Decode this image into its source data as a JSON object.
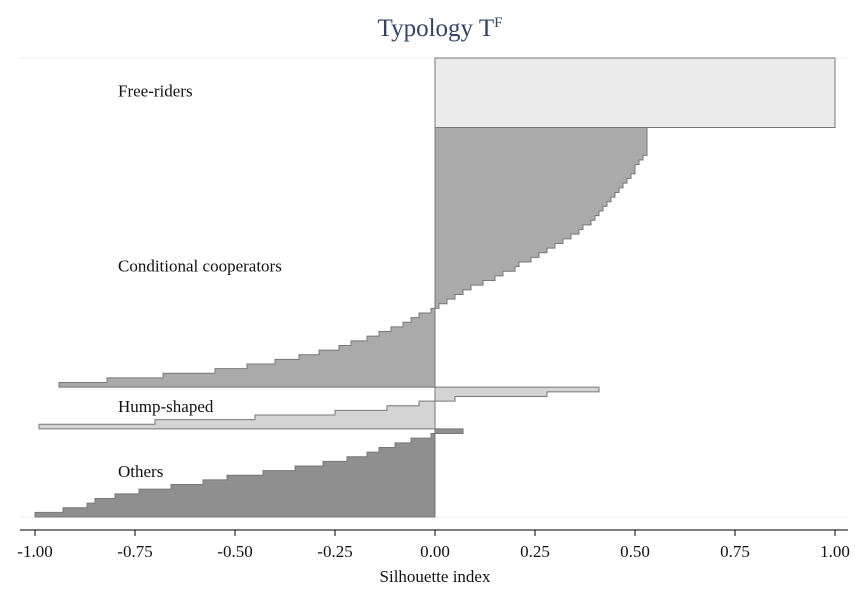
{
  "chart_data": {
    "type": "silhouette",
    "title": "Typology T",
    "title_superscript": "F",
    "xlabel": "Silhouette index",
    "xlim": [
      -1,
      1
    ],
    "xticks": [
      {
        "value": -1,
        "label": "-1.00"
      },
      {
        "value": -0.75,
        "label": "-0.75"
      },
      {
        "value": -0.5,
        "label": "-0.50"
      },
      {
        "value": -0.25,
        "label": "-0.25"
      },
      {
        "value": 0,
        "label": "0.00"
      },
      {
        "value": 0.25,
        "label": "0.25"
      },
      {
        "value": 0.5,
        "label": "0.50"
      },
      {
        "value": 0.75,
        "label": "0.75"
      },
      {
        "value": 1,
        "label": "1.00"
      }
    ],
    "series": [
      {
        "name": "Free-riders",
        "color": "#ebebeb",
        "values": [
          1,
          1,
          1,
          1,
          1,
          1,
          1,
          1,
          1,
          1,
          1,
          1,
          1,
          1,
          1
        ]
      },
      {
        "name": "Conditional cooperators",
        "color": "#aaaaaa",
        "values": [
          0.53,
          0.53,
          0.53,
          0.53,
          0.53,
          0.53,
          0.52,
          0.51,
          0.5,
          0.5,
          0.49,
          0.48,
          0.47,
          0.46,
          0.45,
          0.44,
          0.43,
          0.42,
          0.41,
          0.4,
          0.39,
          0.37,
          0.36,
          0.34,
          0.32,
          0.3,
          0.28,
          0.26,
          0.24,
          0.21,
          0.2,
          0.17,
          0.15,
          0.12,
          0.09,
          0.07,
          0.05,
          0.03,
          0.01,
          -0.01,
          -0.04,
          -0.06,
          -0.08,
          -0.11,
          -0.14,
          -0.17,
          -0.21,
          -0.24,
          -0.29,
          -0.34,
          -0.4,
          -0.47,
          -0.55,
          -0.68,
          -0.82,
          -0.94
        ]
      },
      {
        "name": "Hump-shaped",
        "color": "#d4d4d4",
        "values": [
          0.41,
          0.28,
          0.05,
          -0.04,
          -0.12,
          -0.25,
          -0.45,
          -0.7,
          -0.99
        ]
      },
      {
        "name": "Others",
        "color": "#8f8f8f",
        "values": [
          0.07,
          -0.01,
          -0.06,
          -0.1,
          -0.14,
          -0.17,
          -0.22,
          -0.28,
          -0.35,
          -0.43,
          -0.52,
          -0.58,
          -0.66,
          -0.74,
          -0.8,
          -0.85,
          -0.87,
          -0.93,
          -1
        ]
      }
    ]
  }
}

Your objective — Quote the data above in full and without alteration; skip the pictures.

Final answer —
Decode this image into its source data as a JSON object.
{
  "chart_data": {
    "type": "silhouette",
    "title": "Typology T",
    "title_superscript": "F",
    "xlabel": "Silhouette index",
    "xlim": [
      -1,
      1
    ],
    "xticks": [
      {
        "value": -1,
        "label": "-1.00"
      },
      {
        "value": -0.75,
        "label": "-0.75"
      },
      {
        "value": -0.5,
        "label": "-0.50"
      },
      {
        "value": -0.25,
        "label": "-0.25"
      },
      {
        "value": 0,
        "label": "0.00"
      },
      {
        "value": 0.25,
        "label": "0.25"
      },
      {
        "value": 0.5,
        "label": "0.50"
      },
      {
        "value": 0.75,
        "label": "0.75"
      },
      {
        "value": 1,
        "label": "1.00"
      }
    ],
    "series": [
      {
        "name": "Free-riders",
        "color": "#ebebeb",
        "values": [
          1,
          1,
          1,
          1,
          1,
          1,
          1,
          1,
          1,
          1,
          1,
          1,
          1,
          1,
          1
        ]
      },
      {
        "name": "Conditional cooperators",
        "color": "#aaaaaa",
        "values": [
          0.53,
          0.53,
          0.53,
          0.53,
          0.53,
          0.53,
          0.52,
          0.51,
          0.5,
          0.5,
          0.49,
          0.48,
          0.47,
          0.46,
          0.45,
          0.44,
          0.43,
          0.42,
          0.41,
          0.4,
          0.39,
          0.37,
          0.36,
          0.34,
          0.32,
          0.3,
          0.28,
          0.26,
          0.24,
          0.21,
          0.2,
          0.17,
          0.15,
          0.12,
          0.09,
          0.07,
          0.05,
          0.03,
          0.01,
          -0.01,
          -0.04,
          -0.06,
          -0.08,
          -0.11,
          -0.14,
          -0.17,
          -0.21,
          -0.24,
          -0.29,
          -0.34,
          -0.4,
          -0.47,
          -0.55,
          -0.68,
          -0.82,
          -0.94
        ]
      },
      {
        "name": "Hump-shaped",
        "color": "#d4d4d4",
        "values": [
          0.41,
          0.28,
          0.05,
          -0.04,
          -0.12,
          -0.25,
          -0.45,
          -0.7,
          -0.99
        ]
      },
      {
        "name": "Others",
        "color": "#8f8f8f",
        "values": [
          0.07,
          -0.01,
          -0.06,
          -0.1,
          -0.14,
          -0.17,
          -0.22,
          -0.28,
          -0.35,
          -0.43,
          -0.52,
          -0.58,
          -0.66,
          -0.74,
          -0.8,
          -0.85,
          -0.87,
          -0.93,
          -1
        ]
      }
    ]
  }
}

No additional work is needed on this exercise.